§ **What this task involves**:
Find every line with the word "value" and give their count, nothing else.

§ **Data entries**:
◇ ◇ ◇ ◇ ◇

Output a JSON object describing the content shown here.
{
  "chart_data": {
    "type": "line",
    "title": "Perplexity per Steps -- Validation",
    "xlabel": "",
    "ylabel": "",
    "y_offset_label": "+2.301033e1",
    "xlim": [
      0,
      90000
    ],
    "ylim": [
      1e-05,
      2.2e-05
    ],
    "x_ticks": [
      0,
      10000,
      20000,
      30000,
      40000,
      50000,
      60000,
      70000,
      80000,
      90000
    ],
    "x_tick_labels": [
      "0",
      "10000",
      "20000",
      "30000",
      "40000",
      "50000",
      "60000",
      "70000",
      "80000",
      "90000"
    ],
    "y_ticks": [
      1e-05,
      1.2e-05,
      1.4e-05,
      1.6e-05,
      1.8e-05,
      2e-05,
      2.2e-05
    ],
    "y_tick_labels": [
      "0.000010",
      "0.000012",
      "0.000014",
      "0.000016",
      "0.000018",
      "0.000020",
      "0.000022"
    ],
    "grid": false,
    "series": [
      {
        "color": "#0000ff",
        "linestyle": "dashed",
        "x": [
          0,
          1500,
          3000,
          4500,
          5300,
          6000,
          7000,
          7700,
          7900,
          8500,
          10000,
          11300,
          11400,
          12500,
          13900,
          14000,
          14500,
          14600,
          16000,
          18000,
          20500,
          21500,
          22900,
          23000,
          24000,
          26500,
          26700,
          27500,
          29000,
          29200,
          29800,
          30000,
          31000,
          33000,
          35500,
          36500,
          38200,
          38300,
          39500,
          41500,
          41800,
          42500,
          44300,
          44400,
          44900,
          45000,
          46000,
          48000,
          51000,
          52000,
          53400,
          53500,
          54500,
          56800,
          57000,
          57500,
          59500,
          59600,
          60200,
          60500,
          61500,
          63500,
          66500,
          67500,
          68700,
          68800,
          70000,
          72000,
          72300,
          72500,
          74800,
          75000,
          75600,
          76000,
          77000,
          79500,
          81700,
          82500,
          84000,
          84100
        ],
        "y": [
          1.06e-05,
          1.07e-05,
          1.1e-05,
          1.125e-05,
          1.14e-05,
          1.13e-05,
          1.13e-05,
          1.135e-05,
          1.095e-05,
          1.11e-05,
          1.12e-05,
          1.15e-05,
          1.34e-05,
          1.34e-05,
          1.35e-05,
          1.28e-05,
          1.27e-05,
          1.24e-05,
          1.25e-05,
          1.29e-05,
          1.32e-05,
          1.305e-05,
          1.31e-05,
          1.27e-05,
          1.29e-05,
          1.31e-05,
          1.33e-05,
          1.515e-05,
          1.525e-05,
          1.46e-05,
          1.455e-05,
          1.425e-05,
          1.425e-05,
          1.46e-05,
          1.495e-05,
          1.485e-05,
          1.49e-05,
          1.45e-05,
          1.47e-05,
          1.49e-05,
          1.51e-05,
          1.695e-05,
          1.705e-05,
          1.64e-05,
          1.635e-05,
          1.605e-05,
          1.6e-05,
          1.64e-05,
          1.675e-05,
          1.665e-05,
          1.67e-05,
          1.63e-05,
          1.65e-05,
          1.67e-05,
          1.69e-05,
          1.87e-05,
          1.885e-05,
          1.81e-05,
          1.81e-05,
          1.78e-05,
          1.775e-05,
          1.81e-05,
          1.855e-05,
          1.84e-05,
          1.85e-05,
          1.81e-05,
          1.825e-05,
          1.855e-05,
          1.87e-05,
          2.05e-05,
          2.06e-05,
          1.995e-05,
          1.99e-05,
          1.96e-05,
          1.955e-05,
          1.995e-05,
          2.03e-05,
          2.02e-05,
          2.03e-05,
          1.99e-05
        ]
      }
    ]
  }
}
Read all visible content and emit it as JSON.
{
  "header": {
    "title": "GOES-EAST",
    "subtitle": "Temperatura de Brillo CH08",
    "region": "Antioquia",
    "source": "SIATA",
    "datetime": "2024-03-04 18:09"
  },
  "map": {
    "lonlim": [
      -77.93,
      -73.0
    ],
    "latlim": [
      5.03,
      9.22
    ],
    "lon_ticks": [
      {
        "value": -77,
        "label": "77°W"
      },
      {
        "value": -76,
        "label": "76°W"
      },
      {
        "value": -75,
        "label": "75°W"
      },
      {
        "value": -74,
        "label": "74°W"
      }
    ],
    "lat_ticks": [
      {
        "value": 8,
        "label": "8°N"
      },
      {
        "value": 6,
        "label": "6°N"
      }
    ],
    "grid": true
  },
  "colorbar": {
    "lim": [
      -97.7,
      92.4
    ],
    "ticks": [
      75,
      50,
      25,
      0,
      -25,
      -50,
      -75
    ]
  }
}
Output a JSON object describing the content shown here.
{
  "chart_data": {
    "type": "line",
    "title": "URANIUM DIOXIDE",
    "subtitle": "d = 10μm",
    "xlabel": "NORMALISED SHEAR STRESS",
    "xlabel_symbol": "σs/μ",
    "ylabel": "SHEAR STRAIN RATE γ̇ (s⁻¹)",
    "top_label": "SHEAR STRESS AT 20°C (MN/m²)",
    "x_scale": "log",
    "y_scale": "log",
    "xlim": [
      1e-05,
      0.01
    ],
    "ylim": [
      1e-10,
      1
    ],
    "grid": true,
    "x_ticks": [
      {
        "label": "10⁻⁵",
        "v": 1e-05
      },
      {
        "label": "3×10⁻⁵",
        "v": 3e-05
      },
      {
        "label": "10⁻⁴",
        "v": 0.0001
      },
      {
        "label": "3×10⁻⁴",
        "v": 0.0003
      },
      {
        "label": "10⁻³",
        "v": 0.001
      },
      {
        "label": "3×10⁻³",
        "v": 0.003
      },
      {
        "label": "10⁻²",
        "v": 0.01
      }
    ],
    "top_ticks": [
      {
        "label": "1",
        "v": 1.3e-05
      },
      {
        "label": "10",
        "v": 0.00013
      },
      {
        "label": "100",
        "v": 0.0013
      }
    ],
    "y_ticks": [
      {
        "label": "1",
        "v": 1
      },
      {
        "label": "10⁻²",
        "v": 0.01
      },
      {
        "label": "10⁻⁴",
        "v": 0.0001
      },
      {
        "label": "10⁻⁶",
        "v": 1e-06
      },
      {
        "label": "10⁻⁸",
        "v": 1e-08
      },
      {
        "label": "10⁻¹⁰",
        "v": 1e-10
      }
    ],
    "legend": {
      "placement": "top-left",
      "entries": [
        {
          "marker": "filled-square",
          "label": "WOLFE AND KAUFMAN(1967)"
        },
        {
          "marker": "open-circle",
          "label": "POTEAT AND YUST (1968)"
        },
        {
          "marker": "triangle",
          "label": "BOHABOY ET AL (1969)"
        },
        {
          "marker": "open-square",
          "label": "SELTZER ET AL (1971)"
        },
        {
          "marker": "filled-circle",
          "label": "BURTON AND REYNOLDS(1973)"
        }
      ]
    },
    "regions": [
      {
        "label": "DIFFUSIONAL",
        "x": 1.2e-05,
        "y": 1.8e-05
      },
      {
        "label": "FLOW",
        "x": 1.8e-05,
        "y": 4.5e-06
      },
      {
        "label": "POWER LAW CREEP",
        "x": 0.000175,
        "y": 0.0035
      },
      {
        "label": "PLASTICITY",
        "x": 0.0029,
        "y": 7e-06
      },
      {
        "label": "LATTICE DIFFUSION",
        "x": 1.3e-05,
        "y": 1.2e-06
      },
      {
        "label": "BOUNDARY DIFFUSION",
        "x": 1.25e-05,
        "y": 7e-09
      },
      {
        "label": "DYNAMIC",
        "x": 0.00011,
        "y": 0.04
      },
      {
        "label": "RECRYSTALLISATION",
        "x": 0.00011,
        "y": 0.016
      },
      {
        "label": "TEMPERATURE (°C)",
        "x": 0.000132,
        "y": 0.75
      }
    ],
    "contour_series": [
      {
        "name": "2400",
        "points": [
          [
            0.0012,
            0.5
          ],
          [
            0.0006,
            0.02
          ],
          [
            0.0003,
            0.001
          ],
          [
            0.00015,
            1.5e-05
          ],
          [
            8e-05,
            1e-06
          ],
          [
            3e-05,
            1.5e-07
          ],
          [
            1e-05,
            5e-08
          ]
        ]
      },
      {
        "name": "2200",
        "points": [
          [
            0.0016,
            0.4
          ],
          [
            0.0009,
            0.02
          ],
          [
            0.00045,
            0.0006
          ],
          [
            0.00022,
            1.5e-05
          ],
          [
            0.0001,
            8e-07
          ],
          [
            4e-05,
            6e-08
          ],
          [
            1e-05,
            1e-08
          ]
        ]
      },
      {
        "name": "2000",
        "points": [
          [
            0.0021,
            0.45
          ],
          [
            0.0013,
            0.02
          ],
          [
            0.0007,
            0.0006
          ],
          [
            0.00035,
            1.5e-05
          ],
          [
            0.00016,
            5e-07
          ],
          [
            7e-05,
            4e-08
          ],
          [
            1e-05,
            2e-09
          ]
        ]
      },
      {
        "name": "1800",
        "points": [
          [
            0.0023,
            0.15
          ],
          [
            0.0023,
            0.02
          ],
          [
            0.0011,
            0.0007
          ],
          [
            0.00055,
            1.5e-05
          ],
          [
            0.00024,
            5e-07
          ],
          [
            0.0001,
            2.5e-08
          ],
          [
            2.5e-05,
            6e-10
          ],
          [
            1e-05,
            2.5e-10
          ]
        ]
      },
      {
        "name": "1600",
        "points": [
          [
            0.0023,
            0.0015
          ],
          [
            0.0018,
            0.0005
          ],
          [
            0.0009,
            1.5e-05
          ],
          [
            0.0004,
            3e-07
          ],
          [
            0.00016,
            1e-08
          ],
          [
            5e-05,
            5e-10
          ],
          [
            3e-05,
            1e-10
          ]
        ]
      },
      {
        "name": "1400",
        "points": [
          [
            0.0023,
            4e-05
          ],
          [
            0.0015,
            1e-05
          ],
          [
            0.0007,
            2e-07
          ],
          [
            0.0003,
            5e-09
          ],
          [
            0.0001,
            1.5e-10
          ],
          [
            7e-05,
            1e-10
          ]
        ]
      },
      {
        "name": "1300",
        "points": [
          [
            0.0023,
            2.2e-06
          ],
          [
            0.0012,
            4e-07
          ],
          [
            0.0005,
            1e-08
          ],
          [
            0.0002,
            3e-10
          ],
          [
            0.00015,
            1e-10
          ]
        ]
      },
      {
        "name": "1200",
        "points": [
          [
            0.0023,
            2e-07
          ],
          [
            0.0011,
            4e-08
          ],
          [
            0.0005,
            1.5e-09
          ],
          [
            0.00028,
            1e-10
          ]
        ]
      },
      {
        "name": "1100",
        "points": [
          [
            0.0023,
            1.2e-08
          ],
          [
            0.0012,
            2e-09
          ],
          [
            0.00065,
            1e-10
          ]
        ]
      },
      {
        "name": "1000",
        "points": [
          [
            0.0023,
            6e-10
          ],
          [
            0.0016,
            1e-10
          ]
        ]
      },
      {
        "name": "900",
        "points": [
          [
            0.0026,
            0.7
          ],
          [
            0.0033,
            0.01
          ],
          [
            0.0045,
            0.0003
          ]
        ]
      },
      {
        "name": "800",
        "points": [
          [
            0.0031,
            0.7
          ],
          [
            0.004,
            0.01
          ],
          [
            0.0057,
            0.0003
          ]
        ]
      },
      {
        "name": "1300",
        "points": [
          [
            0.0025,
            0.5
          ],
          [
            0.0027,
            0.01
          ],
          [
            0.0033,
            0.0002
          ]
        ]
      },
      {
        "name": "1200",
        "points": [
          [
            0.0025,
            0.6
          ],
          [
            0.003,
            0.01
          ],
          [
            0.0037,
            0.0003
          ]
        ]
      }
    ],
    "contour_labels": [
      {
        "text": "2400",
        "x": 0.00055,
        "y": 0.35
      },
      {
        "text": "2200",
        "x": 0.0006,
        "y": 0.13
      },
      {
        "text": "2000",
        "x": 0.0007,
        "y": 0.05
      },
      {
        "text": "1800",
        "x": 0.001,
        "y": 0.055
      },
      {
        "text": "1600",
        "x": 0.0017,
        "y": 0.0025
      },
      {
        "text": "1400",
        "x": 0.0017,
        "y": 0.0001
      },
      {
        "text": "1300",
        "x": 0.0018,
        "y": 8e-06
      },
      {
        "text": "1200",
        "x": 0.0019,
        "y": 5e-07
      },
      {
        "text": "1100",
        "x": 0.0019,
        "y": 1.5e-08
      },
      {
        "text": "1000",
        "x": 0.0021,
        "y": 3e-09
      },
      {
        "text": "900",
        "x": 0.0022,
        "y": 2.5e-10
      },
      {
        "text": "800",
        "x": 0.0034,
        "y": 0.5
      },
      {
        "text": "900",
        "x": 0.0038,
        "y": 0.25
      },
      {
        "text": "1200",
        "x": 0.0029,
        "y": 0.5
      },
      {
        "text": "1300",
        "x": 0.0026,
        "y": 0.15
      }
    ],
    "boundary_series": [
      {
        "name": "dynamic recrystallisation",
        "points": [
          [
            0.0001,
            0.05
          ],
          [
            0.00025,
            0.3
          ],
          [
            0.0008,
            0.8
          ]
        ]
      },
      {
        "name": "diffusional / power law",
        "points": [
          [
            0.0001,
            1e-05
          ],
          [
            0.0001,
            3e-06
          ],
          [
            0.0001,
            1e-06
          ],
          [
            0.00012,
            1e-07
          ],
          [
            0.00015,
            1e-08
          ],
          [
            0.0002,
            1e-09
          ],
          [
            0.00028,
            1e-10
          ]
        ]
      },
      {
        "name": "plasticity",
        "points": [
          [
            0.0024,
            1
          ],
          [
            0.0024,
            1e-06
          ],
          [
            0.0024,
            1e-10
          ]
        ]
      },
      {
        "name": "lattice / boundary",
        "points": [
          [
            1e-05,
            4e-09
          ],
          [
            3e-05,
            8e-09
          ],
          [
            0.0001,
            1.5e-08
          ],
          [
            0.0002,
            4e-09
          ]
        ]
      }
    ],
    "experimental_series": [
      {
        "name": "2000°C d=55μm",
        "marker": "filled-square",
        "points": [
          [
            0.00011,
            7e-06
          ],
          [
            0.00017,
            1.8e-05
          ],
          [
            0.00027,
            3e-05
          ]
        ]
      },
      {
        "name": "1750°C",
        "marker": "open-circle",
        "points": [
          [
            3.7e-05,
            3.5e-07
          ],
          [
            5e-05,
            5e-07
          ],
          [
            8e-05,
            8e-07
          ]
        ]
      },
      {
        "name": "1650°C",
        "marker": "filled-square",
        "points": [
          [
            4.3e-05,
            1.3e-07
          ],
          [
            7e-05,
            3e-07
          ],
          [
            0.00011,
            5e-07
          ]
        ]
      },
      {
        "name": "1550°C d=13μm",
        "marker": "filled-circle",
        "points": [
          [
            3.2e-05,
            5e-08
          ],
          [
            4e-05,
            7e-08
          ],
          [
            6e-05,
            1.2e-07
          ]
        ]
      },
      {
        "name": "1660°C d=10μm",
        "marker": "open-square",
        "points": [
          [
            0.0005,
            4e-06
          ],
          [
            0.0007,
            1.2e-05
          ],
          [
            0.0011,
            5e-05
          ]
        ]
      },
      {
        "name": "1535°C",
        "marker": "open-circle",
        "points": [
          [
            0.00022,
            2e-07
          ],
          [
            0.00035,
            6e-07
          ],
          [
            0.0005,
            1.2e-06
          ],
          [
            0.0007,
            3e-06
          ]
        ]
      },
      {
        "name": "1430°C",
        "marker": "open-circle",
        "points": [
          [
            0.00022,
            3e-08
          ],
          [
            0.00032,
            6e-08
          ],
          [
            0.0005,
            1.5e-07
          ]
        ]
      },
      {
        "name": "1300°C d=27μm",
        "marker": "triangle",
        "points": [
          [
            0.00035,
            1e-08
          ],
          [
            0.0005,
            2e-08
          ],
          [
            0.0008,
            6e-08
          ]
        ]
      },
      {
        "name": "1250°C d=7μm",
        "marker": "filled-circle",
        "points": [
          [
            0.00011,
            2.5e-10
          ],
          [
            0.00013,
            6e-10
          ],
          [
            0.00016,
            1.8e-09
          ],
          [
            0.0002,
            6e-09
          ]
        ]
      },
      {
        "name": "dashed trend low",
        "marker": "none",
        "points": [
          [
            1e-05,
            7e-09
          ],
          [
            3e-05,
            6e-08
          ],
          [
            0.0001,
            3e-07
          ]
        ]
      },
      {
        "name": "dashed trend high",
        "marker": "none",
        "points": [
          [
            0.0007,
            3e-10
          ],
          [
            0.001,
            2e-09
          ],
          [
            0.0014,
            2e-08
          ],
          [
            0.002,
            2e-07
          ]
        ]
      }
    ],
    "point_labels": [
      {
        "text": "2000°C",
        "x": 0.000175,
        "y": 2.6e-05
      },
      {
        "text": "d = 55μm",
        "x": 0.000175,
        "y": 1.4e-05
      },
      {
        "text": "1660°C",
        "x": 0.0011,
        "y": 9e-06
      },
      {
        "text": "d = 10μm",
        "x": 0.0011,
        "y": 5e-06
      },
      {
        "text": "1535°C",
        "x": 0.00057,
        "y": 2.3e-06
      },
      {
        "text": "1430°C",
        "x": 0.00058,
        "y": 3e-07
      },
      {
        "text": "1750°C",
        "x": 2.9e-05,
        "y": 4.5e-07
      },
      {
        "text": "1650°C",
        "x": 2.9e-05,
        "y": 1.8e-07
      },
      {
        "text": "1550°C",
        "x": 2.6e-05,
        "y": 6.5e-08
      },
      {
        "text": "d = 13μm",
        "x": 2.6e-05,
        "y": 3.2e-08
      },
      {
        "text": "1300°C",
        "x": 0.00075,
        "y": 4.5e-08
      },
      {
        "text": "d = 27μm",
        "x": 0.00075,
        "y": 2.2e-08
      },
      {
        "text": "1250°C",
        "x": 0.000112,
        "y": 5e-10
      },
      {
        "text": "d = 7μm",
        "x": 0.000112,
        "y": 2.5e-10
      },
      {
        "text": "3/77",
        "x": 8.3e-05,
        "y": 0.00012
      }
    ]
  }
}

◇ ◇ ◇ ◇ ◇

§ **Exercise result**:
6